SHORT EXERCISE: Copy out each line of the material in which the word "ylabel" appears.

INFORMATION SHOWN:
★ ★ ★

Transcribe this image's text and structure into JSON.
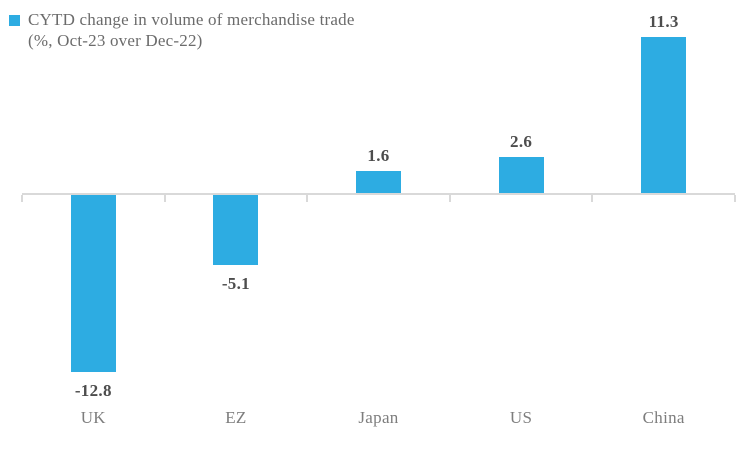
{
  "legend": {
    "label_line1": "CYTD change in volume of merchandise trade",
    "label_line2": "(%, Oct-23 over Dec-22)"
  },
  "chart_data": {
    "type": "bar",
    "title": "CYTD change in volume of merchandise trade (%, Oct-23 over Dec-22)",
    "series_name": "CYTD change in volume of merchandise trade (%, Oct-23 over Dec-22)",
    "categories": [
      "UK",
      "EZ",
      "Japan",
      "US",
      "China"
    ],
    "values": [
      -12.8,
      -5.1,
      1.6,
      2.6,
      11.3
    ],
    "value_labels": [
      "-12.8",
      "-5.1",
      "1.6",
      "2.6",
      "11.3"
    ],
    "xlabel": "",
    "ylabel": "",
    "ylim": [
      -14,
      12
    ],
    "grid": false,
    "legend_position": "top-left",
    "colors": {
      "bar": "#2DACE2",
      "axis": "#D9D9D9",
      "value_label": "#4D4D4D",
      "category_label": "#7D7D7D",
      "title": "#6B6B6B"
    }
  }
}
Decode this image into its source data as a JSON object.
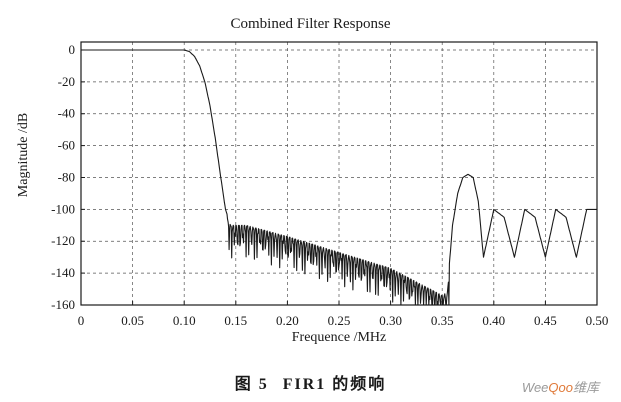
{
  "chart_data": {
    "type": "line",
    "title": "Combined Filter Response",
    "xlabel": "Frequence /MHz",
    "ylabel": "Magnitude /dB",
    "xlim": [
      0,
      0.5
    ],
    "ylim": [
      -160,
      5
    ],
    "x_ticks": [
      "0",
      "0.05",
      "0.10",
      "0.15",
      "0.20",
      "0.25",
      "0.30",
      "0.35",
      "0.40",
      "0.45",
      "0.50"
    ],
    "x_tick_values": [
      0,
      0.05,
      0.1,
      0.15,
      0.2,
      0.25,
      0.3,
      0.35,
      0.4,
      0.45,
      0.5
    ],
    "y_ticks": [
      "0",
      "-20",
      "-40",
      "-60",
      "-80",
      "-100",
      "-120",
      "-140",
      "-160"
    ],
    "y_tick_values": [
      0,
      -20,
      -40,
      -60,
      -80,
      -100,
      -120,
      -140,
      -160
    ],
    "grid": true,
    "grid_style": "dashed",
    "series": [
      {
        "color": "#1a1a1a",
        "x": [
          0,
          0.05,
          0.1,
          0.105,
          0.11,
          0.115,
          0.12,
          0.125,
          0.13,
          0.135,
          0.14,
          0.142,
          0.145,
          0.16,
          0.2,
          0.25,
          0.3,
          0.35,
          0.355,
          0.36,
          0.365,
          0.37,
          0.375,
          0.38,
          0.385,
          0.39,
          0.4,
          0.41,
          0.42,
          0.43,
          0.44,
          0.45,
          0.46,
          0.47,
          0.48,
          0.49,
          0.5
        ],
        "y": [
          0,
          0,
          0,
          -1,
          -4,
          -10,
          -20,
          -35,
          -55,
          -78,
          -100,
          -104,
          -108,
          -108,
          -115,
          -125,
          -135,
          -152,
          -150,
          -110,
          -90,
          -80,
          -78,
          -80,
          -95,
          -130,
          -100,
          -105,
          -130,
          -100,
          -105,
          -130,
          -100,
          -105,
          -130,
          -100,
          -100
        ]
      }
    ]
  },
  "caption": {
    "figure_number": "图 5",
    "text": "FIR1 的频响"
  },
  "watermark": {
    "prefix": "Wee",
    "highlight": "Qoo",
    "suffix": "维库"
  }
}
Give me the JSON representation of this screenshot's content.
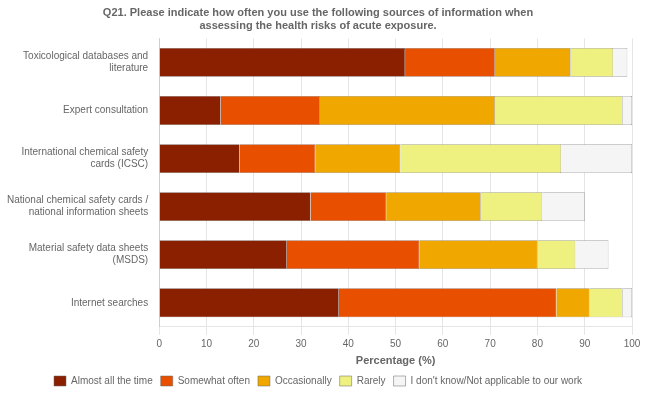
{
  "chart_data": {
    "type": "bar",
    "orientation": "horizontal",
    "stacked": true,
    "title": "Q21. Please indicate how often you use the following sources of information when\nassessing the health risks of acute exposure.",
    "categories": [
      "Toxicological databases and\nliterature",
      "Expert consultation",
      "International chemical safety\ncards (ICSC)",
      "National chemical safety cards /\nnational information sheets",
      "Material safety data sheets\n(MSDS)",
      "Internet searches"
    ],
    "series": [
      {
        "name": "Almost all the time",
        "color": "#8B2000",
        "values": [
          52,
          13,
          17,
          32,
          27,
          38
        ]
      },
      {
        "name": "Somewhat often",
        "color": "#E85000",
        "values": [
          19,
          21,
          16,
          16,
          28,
          46
        ]
      },
      {
        "name": "Occasionally",
        "color": "#F0A800",
        "values": [
          16,
          37,
          18,
          20,
          25,
          7
        ]
      },
      {
        "name": "Rarely",
        "color": "#EEF080",
        "values": [
          9,
          27,
          34,
          13,
          8,
          7
        ]
      },
      {
        "name": "I don't know/Not applicable to our work",
        "color": "#F5F5F5",
        "values": [
          3,
          2,
          15,
          9,
          7,
          2
        ]
      }
    ],
    "xlabel": "Percentage (%)",
    "xlim": [
      0,
      100
    ],
    "xticks": [
      0,
      10,
      20,
      30,
      40,
      50,
      60,
      70,
      80,
      90,
      100
    ],
    "grid": true,
    "legend": "bottom"
  }
}
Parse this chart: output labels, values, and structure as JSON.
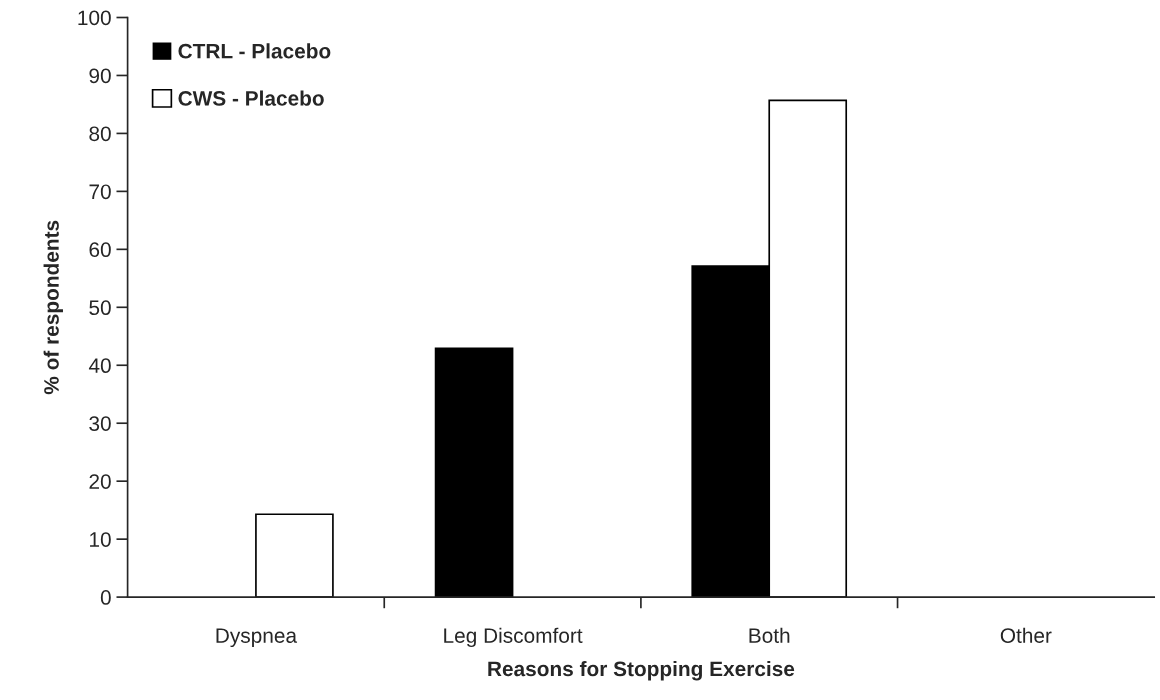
{
  "chart_data": {
    "type": "bar",
    "xlabel": "Reasons for Stopping Exercise",
    "ylabel": "% of respondents",
    "categories": [
      "Dyspnea",
      "Leg Discomfort",
      "Both",
      "Other"
    ],
    "series": [
      {
        "name": "CTRL - Placebo",
        "color": "#000000",
        "values": [
          0,
          42.9,
          57.1,
          0
        ]
      },
      {
        "name": "CWS - Placebo",
        "color": "#ffffff",
        "values": [
          14.3,
          0,
          85.7,
          0
        ]
      }
    ],
    "ylim": [
      0,
      100
    ],
    "yticks": [
      0,
      10,
      20,
      30,
      40,
      50,
      60,
      70,
      80,
      90,
      100
    ],
    "grid": false,
    "legend": "top left"
  }
}
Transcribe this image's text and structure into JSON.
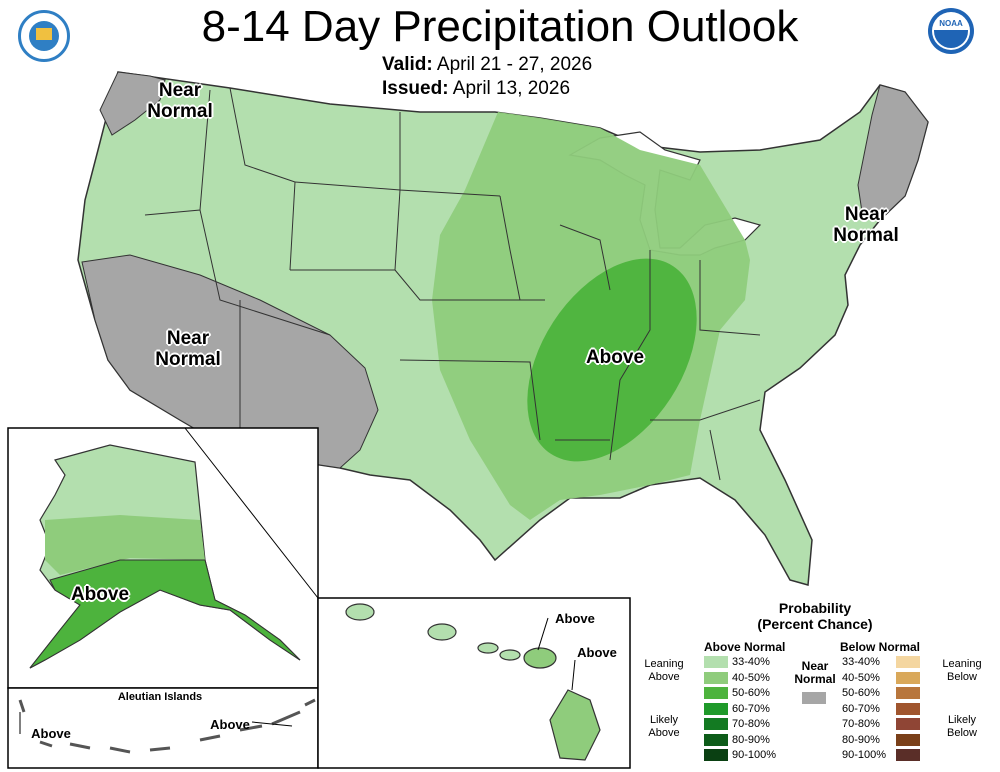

★ ★ ★

RESULT:
    "ylabel": "",
    "ylabel": "Magnitude /dB",
    "ylabel": "% of respondents",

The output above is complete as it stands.